From the listing that follows, extract every line and set it down unaltered.

Raw records:
* start *
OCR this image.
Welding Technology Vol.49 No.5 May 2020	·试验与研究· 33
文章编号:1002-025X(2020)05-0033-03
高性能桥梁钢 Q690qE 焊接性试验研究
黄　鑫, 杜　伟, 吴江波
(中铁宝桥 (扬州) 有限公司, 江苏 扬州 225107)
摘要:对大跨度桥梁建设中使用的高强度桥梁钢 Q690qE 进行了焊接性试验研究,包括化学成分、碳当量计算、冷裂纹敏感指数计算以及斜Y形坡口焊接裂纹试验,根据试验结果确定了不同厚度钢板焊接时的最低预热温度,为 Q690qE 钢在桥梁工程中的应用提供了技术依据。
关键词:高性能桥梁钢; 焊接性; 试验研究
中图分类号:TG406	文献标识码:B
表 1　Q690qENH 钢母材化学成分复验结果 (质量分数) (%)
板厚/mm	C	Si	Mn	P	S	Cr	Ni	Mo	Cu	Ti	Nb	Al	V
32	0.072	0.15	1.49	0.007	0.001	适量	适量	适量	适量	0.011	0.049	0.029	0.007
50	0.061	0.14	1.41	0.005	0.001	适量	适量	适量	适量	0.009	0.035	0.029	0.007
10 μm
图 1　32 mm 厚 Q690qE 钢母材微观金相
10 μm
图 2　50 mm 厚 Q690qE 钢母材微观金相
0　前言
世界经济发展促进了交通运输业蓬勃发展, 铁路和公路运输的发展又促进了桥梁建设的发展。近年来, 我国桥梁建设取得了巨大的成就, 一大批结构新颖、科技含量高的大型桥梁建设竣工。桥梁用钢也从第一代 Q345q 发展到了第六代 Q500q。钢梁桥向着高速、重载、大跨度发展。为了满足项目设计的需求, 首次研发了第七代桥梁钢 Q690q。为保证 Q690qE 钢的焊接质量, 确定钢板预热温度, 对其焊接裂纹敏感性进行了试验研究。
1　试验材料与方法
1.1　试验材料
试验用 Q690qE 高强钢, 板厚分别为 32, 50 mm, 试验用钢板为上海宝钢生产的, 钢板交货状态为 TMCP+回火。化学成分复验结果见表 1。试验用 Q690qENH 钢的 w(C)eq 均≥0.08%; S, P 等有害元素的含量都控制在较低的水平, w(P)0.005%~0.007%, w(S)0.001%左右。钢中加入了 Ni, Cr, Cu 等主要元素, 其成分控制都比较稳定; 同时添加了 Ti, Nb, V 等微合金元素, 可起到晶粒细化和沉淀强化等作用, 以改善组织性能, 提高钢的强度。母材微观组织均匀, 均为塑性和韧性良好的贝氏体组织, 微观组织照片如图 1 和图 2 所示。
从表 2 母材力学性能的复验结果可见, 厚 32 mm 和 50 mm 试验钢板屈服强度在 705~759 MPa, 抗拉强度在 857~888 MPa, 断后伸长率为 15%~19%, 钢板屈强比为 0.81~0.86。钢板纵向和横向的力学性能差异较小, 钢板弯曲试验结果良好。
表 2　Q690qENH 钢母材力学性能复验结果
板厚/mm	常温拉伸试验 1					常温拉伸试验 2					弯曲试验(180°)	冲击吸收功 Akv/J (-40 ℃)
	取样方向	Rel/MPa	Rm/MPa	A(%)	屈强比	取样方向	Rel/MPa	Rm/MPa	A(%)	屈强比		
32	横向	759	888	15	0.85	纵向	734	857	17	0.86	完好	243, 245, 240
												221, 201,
* end *
Task answer →
OCR this image.
Welding Technology Vol.49 No.5 May 2020	·试验与研究· 33
文章编号:1002-025X(2020)05-0033-03
高性能桥梁钢 Q690qE 焊接性试验研究
黄　鑫, 杜　伟, 吴江波
(中铁宝桥 (扬州) 有限公司, 江苏 扬州 225107)
摘要:对大跨度桥梁建设中使用的高强度桥梁钢 Q690qE 进行了焊接性试验研究,包括化学成分、碳当量计算、冷裂纹敏感指数计算以及斜Y形坡口焊接裂纹试验,根据试验结果确定了不同厚度钢板焊接时的最低预热温度,为 Q690qE 钢在桥梁工程中的应用提供了技术依据。
关键词:高性能桥梁钢; 焊接性; 试验研究
中图分类号:TG406	文献标识码:B
表 1　Q690qENH 钢母材化学成分复验结果 (质量分数) (%)
板厚/mm	C	Si	Mn	P	S	Cr	Ni	Mo	Cu	Ti	Nb	Al	V
32	0.072	0.15	1.49	0.007	0.001	适量	适量	适量	适量	0.011	0.049	0.029	0.007
50	0.061	0.14	1.41	0.005	0.001	适量	适量	适量	适量	0.009	0.035	0.029	0.007
10 μm
图 1　32 mm 厚 Q690qE 钢母材微观金相
10 μm
图 2　50 mm 厚 Q690qE 钢母材微观金相
0　前言
世界经济发展促进了交通运输业蓬勃发展, 铁路和公路运输的发展又促进了桥梁建设的发展。近年来, 我国桥梁建设取得了巨大的成就, 一大批结构新颖、科技含量高的大型桥梁建设竣工。桥梁用钢也从第一代 Q345q 发展到了第六代 Q500q。钢梁桥向着高速、重载、大跨度发展。为了满足项目设计的需求, 首次研发了第七代桥梁钢 Q690q。为保证 Q690qE 钢的焊接质量, 确定钢板预热温度, 对其焊接裂纹敏感性进行了试验研究。
1　试验材料与方法
1.1　试验材料
试验用 Q690qE 高强钢, 板厚分别为 32, 50 mm, 试验用钢板为上海宝钢生产的, 钢板交货状态为 TMCP+回火。化学成分复验结果见表 1。试验用 Q690qENH 钢的 w(C)eq 均≥0.08%; S, P 等有害元素的含量都控制在较低的水平, w(P)0.005%~0.007%, w(S)0.001%左右。钢中加入了 Ni, Cr, Cu 等主要元素, 其成分控制都比较稳定; 同时添加了 Ti, Nb, V 等微合金元素, 可起到晶粒细化和沉淀强化等作用, 以改善组织性能, 提高钢的强度。母材微观组织均匀, 均为塑性和韧性良好的贝氏体组织, 微观组织照片如图 1 和图 2 所示。
从表 2 母材力学性能的复验结果可见, 厚 32 mm 和 50 mm 试验钢板屈服强度在 705~759 MPa, 抗拉强度在 857~888 MPa, 断后伸长率为 15%~19%, 钢板屈强比为 0.81~0.86。钢板纵向和横向的力学性能差异较小, 钢板弯曲试验结果良好。
表 2　Q690qENH 钢母材力学性能复验结果
板厚/mm	常温拉伸试验 1					常温拉伸试验 2					弯曲试验(180°)	冲击吸收功 Akv/J (-40 ℃)
	取样方向	Rel/MPa	Rm/MPa	A(%)	屈强比	取样方向	Rel/MPa	Rm/MPa	A(%)	屈强比		
32	横向	759	888	15	0.85	纵向	734	857	17	0.86	完好	243, 245, 240
												221, 201,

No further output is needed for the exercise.